Repeat everything in the material exactly.
——
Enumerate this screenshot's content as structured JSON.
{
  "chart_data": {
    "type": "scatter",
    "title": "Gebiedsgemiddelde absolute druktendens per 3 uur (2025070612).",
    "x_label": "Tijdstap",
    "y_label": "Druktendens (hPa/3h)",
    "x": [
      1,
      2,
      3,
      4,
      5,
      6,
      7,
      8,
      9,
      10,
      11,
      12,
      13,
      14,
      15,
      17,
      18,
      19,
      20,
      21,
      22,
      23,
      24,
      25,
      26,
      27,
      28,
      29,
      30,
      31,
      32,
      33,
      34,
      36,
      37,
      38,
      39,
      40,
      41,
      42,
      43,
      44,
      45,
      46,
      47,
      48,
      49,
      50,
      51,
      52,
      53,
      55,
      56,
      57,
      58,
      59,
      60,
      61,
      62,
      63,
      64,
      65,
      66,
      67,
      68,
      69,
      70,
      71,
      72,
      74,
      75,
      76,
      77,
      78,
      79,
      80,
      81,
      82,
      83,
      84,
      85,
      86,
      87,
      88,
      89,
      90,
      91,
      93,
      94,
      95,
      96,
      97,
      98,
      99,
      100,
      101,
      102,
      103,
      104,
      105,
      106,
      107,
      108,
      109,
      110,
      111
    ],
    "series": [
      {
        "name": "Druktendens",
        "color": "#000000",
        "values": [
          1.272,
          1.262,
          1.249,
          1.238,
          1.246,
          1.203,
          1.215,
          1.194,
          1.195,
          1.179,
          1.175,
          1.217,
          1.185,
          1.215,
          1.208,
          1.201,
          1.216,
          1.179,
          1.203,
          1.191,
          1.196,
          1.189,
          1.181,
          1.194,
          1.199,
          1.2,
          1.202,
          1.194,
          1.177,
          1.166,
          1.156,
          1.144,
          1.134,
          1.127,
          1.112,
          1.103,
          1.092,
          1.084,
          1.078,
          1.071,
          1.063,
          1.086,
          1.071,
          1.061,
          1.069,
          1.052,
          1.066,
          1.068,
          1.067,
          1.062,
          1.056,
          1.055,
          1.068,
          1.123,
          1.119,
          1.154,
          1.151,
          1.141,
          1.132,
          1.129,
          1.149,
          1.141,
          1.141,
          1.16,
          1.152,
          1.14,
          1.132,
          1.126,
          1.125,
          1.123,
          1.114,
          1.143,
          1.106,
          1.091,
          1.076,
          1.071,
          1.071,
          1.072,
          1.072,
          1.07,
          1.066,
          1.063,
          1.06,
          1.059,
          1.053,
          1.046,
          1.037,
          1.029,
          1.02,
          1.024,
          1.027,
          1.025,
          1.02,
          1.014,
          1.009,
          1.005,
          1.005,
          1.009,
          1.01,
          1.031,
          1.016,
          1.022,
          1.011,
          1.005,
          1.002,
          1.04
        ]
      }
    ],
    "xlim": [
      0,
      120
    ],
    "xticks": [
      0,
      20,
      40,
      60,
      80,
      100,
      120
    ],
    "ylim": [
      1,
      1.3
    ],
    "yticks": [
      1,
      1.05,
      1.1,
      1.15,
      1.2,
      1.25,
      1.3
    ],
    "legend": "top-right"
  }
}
——
▸ **OUTPUT BELOW**:
Enumerate this screenshot's content as structured JSON.
{
  "chart_data": {
    "type": "scatter",
    "title": "Gebiedsgemiddelde absolute druktendens per 3 uur (2025070612).",
    "x_label": "Tijdstap",
    "y_label": "Druktendens (hPa/3h)",
    "x": [
      1,
      2,
      3,
      4,
      5,
      6,
      7,
      8,
      9,
      10,
      11,
      12,
      13,
      14,
      15,
      17,
      18,
      19,
      20,
      21,
      22,
      23,
      24,
      25,
      26,
      27,
      28,
      29,
      30,
      31,
      32,
      33,
      34,
      36,
      37,
      38,
      39,
      40,
      41,
      42,
      43,
      44,
      45,
      46,
      47,
      48,
      49,
      50,
      51,
      52,
      53,
      55,
      56,
      57,
      58,
      59,
      60,
      61,
      62,
      63,
      64,
      65,
      66,
      67,
      68,
      69,
      70,
      71,
      72,
      74,
      75,
      76,
      77,
      78,
      79,
      80,
      81,
      82,
      83,
      84,
      85,
      86,
      87,
      88,
      89,
      90,
      91,
      93,
      94,
      95,
      96,
      97,
      98,
      99,
      100,
      101,
      102,
      103,
      104,
      105,
      106,
      107,
      108,
      109,
      110,
      111
    ],
    "series": [
      {
        "name": "Druktendens",
        "color": "#000000",
        "values": [
          1.272,
          1.262,
          1.249,
          1.238,
          1.246,
          1.203,
          1.215,
          1.194,
          1.195,
          1.179,
          1.175,
          1.217,
          1.185,
          1.215,
          1.208,
          1.201,
          1.216,
          1.179,
          1.203,
          1.191,
          1.196,
          1.189,
          1.181,
          1.194,
          1.199,
          1.2,
          1.202,
          1.194,
          1.177,
          1.166,
          1.156,
          1.144,
          1.134,
          1.127,
          1.112,
          1.103,
          1.092,
          1.084,
          1.078,
          1.071,
          1.063,
          1.086,
          1.071,
          1.061,
          1.069,
          1.052,
          1.066,
          1.068,
          1.067,
          1.062,
          1.056,
          1.055,
          1.068,
          1.123,
          1.119,
          1.154,
          1.151,
          1.141,
          1.132,
          1.129,
          1.149,
          1.141,
          1.141,
          1.16,
          1.152,
          1.14,
          1.132,
          1.126,
          1.125,
          1.123,
          1.114,
          1.143,
          1.106,
          1.091,
          1.076,
          1.071,
          1.071,
          1.072,
          1.072,
          1.07,
          1.066,
          1.063,
          1.06,
          1.059,
          1.053,
          1.046,
          1.037,
          1.029,
          1.02,
          1.024,
          1.027,
          1.025,
          1.02,
          1.014,
          1.009,
          1.005,
          1.005,
          1.009,
          1.01,
          1.031,
          1.016,
          1.022,
          1.011,
          1.005,
          1.002,
          1.04
        ]
      }
    ],
    "xlim": [
      0,
      120
    ],
    "xticks": [
      0,
      20,
      40,
      60,
      80,
      100,
      120
    ],
    "ylim": [
      1,
      1.3
    ],
    "yticks": [
      1,
      1.05,
      1.1,
      1.15,
      1.2,
      1.25,
      1.3
    ],
    "legend": "top-right"
  }
}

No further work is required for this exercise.